Collected data entries:
* * * * *

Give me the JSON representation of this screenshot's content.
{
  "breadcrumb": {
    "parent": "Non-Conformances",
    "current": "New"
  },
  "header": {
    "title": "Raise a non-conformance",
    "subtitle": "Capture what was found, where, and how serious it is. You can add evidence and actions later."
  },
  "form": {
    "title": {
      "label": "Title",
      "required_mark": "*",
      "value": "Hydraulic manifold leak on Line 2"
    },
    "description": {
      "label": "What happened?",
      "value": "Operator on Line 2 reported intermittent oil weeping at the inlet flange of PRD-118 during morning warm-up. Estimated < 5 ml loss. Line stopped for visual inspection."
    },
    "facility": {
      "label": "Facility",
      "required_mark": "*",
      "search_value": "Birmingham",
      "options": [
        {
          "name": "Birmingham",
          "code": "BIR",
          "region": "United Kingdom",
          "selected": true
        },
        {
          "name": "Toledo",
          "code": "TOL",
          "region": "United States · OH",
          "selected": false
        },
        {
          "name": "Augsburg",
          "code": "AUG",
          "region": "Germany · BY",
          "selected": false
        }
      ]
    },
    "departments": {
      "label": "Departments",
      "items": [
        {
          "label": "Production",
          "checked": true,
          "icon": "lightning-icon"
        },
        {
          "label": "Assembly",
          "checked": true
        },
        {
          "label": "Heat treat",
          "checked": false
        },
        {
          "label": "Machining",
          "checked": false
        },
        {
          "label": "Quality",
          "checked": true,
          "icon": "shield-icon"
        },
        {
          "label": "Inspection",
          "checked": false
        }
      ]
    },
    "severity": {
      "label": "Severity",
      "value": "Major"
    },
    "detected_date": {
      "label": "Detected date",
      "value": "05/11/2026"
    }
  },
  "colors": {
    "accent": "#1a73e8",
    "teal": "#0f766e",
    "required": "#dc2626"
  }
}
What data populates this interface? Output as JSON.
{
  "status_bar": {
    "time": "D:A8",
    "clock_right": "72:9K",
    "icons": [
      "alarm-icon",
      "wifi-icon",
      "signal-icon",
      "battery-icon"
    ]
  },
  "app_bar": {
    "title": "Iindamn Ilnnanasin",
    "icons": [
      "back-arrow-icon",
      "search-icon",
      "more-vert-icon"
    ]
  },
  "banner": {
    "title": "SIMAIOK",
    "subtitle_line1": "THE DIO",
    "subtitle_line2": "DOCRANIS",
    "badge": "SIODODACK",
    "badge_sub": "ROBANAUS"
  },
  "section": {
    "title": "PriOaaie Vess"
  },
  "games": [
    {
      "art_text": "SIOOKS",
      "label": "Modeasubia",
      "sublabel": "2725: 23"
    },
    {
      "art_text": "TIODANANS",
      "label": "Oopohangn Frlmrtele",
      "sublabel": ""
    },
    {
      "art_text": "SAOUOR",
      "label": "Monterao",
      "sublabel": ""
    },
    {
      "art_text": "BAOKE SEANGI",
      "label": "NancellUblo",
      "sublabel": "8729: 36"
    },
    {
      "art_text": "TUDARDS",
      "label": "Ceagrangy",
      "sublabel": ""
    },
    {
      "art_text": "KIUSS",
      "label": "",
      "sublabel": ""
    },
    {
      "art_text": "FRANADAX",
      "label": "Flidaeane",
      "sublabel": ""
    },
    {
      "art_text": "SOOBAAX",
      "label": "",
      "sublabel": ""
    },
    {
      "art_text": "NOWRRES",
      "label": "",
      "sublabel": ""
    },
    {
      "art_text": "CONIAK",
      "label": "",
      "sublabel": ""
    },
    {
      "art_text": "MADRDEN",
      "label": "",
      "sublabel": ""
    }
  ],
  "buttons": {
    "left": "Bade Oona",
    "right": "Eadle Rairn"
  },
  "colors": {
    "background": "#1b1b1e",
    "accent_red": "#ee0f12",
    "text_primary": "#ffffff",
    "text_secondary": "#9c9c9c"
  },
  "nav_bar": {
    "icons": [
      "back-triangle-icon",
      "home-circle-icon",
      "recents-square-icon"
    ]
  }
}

* * * * *

- **DIRECTIONS**:
Pick out each line containing the string "true" and copy it.

- **SOLUTION BELOW**:
          "selected": true
          "checked": true,
          "checked": true
          "checked": true,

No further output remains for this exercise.